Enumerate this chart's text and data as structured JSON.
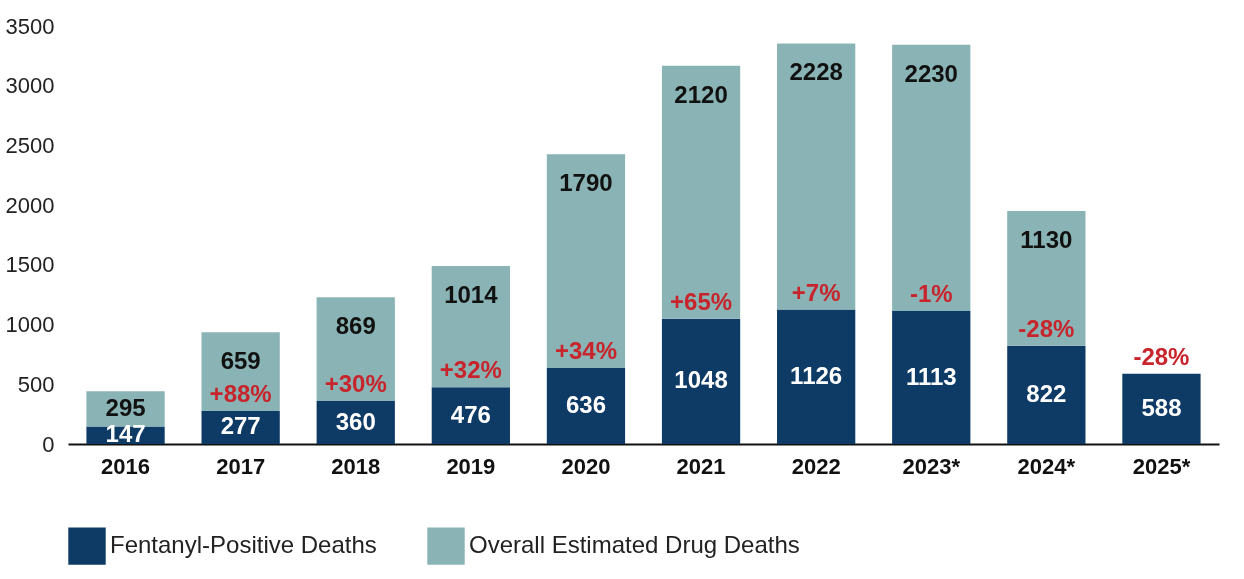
{
  "chart_data": {
    "type": "bar",
    "stacked": true,
    "categories": [
      "2016",
      "2017",
      "2018",
      "2019",
      "2020",
      "2021",
      "2022",
      "2023*",
      "2024*",
      "2025*"
    ],
    "series": [
      {
        "name": "Fentanyl-Positive Deaths",
        "color": "#0e3a66",
        "values": [
          147,
          277,
          360,
          476,
          636,
          1048,
          1126,
          1113,
          822,
          588
        ]
      },
      {
        "name": "Overall Estimated Drug Deaths",
        "color": "#89b3b4",
        "values": [
          295,
          659,
          869,
          1014,
          1790,
          2120,
          2228,
          2230,
          1130,
          null
        ]
      }
    ],
    "ylim": [
      0,
      3500
    ],
    "yticks": [
      0,
      500,
      1000,
      1500,
      2000,
      2500,
      3000,
      3500
    ],
    "data_labels": true,
    "legend": "bottom",
    "annotations": [
      "+88%",
      "+30%",
      "+32%",
      "+34%",
      "+65%",
      "+7%",
      "-1%",
      "-28%",
      "-28%"
    ]
  }
}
•••
*Your task*.
State only the count of lines above that hold the string "Deaths".

*In response*.
2